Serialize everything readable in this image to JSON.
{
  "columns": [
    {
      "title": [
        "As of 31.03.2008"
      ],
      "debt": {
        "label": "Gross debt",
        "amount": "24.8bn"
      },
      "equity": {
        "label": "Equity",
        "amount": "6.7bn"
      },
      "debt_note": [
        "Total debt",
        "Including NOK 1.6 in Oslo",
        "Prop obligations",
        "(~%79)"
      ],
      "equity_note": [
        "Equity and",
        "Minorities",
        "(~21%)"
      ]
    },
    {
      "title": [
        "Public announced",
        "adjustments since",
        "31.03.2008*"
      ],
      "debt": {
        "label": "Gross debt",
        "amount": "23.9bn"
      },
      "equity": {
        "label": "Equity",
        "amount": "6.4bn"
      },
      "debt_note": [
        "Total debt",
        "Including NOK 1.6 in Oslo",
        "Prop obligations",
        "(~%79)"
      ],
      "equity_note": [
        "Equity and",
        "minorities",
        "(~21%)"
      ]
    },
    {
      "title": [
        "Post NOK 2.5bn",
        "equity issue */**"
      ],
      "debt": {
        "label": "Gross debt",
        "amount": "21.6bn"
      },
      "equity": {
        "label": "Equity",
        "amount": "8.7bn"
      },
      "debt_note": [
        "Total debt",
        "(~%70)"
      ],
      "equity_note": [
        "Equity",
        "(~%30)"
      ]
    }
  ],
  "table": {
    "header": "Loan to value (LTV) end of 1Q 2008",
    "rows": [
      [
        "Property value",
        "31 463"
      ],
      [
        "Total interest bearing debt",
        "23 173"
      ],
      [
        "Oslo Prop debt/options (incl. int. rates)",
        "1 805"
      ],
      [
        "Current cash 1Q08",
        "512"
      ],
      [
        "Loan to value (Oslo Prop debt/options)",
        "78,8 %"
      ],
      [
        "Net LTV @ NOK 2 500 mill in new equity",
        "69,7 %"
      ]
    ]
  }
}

# OBJECTIVE
Transcribe each record exactly. Leave nothing out.

# EXERCISE RESPONSE
Serialize everything readable in this image to JSON.
{
  "columns": [
    {
      "title": [
        "As of 31.03.2008"
      ],
      "debt": {
        "label": "Gross debt",
        "amount": "24.8bn"
      },
      "equity": {
        "label": "Equity",
        "amount": "6.7bn"
      },
      "debt_note": [
        "Total debt",
        "Including NOK 1.6 in Oslo",
        "Prop obligations",
        "(~%79)"
      ],
      "equity_note": [
        "Equity and",
        "Minorities",
        "(~21%)"
      ]
    },
    {
      "title": [
        "Public announced",
        "adjustments since",
        "31.03.2008*"
      ],
      "debt": {
        "label": "Gross debt",
        "amount": "23.9bn"
      },
      "equity": {
        "label": "Equity",
        "amount": "6.4bn"
      },
      "debt_note": [
        "Total debt",
        "Including NOK 1.6 in Oslo",
        "Prop obligations",
        "(~%79)"
      ],
      "equity_note": [
        "Equity and",
        "minorities",
        "(~21%)"
      ]
    },
    {
      "title": [
        "Post NOK 2.5bn",
        "equity issue */**"
      ],
      "debt": {
        "label": "Gross debt",
        "amount": "21.6bn"
      },
      "equity": {
        "label": "Equity",
        "amount": "8.7bn"
      },
      "debt_note": [
        "Total debt",
        "(~%70)"
      ],
      "equity_note": [
        "Equity",
        "(~%30)"
      ]
    }
  ],
  "table": {
    "header": "Loan to value (LTV) end of 1Q 2008",
    "rows": [
      [
        "Property value",
        "31 463"
      ],
      [
        "Total interest bearing debt",
        "23 173"
      ],
      [
        "Oslo Prop debt/options (incl. int. rates)",
        "1 805"
      ],
      [
        "Current cash 1Q08",
        "512"
      ],
      [
        "Loan to value (Oslo Prop debt/options)",
        "78,8 %"
      ],
      [
        "Net LTV @ NOK 2 500 mill in new equity",
        "69,7 %"
      ]
    ]
  }
}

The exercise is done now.